-- begin LISTED ENTRIES --

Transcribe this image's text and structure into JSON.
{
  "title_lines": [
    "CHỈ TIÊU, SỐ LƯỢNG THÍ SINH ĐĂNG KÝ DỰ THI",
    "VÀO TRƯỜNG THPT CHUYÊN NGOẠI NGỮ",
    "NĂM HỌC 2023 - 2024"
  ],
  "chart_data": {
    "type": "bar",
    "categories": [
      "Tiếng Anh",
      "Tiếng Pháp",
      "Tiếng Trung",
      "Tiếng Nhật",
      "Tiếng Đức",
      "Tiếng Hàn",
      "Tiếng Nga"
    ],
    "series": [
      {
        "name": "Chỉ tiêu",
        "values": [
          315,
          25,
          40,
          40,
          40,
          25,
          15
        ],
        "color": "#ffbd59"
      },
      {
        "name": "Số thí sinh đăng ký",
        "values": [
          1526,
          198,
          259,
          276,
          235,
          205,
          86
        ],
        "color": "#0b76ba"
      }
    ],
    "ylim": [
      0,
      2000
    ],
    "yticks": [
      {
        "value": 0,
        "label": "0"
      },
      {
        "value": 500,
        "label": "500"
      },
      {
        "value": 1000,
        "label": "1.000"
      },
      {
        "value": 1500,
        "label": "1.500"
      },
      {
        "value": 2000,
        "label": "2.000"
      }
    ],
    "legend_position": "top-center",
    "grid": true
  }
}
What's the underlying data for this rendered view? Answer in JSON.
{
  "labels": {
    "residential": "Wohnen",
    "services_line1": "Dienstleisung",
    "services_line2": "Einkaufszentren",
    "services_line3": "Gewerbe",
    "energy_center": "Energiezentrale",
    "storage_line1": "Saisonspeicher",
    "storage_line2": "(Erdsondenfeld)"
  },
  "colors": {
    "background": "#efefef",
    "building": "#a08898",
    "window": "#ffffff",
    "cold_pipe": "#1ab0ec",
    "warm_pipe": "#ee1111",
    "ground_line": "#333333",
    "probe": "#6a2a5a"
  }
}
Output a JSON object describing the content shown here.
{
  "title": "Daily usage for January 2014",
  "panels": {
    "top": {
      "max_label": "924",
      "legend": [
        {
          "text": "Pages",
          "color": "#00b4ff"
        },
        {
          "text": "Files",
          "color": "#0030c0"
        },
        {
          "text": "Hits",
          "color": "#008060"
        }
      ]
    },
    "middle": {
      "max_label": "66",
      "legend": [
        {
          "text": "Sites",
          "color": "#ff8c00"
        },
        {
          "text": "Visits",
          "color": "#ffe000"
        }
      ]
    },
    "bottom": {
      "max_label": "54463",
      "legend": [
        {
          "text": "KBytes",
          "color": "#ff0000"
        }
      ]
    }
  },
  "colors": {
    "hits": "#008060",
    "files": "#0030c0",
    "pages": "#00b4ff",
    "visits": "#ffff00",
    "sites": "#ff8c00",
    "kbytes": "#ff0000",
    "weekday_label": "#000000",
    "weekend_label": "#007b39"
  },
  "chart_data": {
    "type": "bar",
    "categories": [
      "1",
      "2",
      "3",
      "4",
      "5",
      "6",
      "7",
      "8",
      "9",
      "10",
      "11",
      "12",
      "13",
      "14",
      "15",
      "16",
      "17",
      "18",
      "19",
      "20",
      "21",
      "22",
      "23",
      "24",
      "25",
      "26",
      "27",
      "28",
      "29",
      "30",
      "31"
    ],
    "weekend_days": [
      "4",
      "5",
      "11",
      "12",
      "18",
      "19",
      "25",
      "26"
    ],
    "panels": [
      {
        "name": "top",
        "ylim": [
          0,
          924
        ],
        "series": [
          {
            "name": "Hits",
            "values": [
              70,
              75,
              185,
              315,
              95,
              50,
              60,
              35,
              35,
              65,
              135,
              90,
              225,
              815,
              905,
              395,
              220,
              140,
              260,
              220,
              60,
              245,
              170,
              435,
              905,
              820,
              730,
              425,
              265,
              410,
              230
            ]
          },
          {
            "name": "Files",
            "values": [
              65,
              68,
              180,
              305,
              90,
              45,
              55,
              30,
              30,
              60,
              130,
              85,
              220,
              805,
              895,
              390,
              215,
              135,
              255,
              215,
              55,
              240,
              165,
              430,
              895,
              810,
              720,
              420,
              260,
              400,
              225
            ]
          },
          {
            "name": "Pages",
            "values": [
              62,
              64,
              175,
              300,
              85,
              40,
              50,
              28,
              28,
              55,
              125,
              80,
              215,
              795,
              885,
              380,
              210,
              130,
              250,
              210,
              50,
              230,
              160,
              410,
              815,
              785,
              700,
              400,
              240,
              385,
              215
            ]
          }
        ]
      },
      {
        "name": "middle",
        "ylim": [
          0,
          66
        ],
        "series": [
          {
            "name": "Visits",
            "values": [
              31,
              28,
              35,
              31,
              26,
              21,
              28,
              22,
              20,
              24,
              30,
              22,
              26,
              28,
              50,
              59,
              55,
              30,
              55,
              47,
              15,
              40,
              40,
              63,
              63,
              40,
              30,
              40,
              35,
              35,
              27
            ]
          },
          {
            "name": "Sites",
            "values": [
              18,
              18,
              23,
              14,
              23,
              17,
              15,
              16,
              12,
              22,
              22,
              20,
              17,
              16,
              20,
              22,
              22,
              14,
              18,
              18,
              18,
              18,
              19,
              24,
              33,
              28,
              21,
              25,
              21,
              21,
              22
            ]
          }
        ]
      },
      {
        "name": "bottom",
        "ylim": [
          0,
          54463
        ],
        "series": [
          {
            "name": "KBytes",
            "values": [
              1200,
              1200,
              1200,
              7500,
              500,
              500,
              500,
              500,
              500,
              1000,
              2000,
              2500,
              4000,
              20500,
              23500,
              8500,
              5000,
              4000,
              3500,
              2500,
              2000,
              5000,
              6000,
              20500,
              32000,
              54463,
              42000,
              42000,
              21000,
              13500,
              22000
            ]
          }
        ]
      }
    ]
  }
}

-- end LISTED ENTRIES --

* WHAT IS NEEDED
Find the string "this" in the records, then copy each line where it occurs.

* ANSWER BELOW
Transcribe this image's text and structure into JSON.
What's the underlying data for this rendered view? Answer in JSON.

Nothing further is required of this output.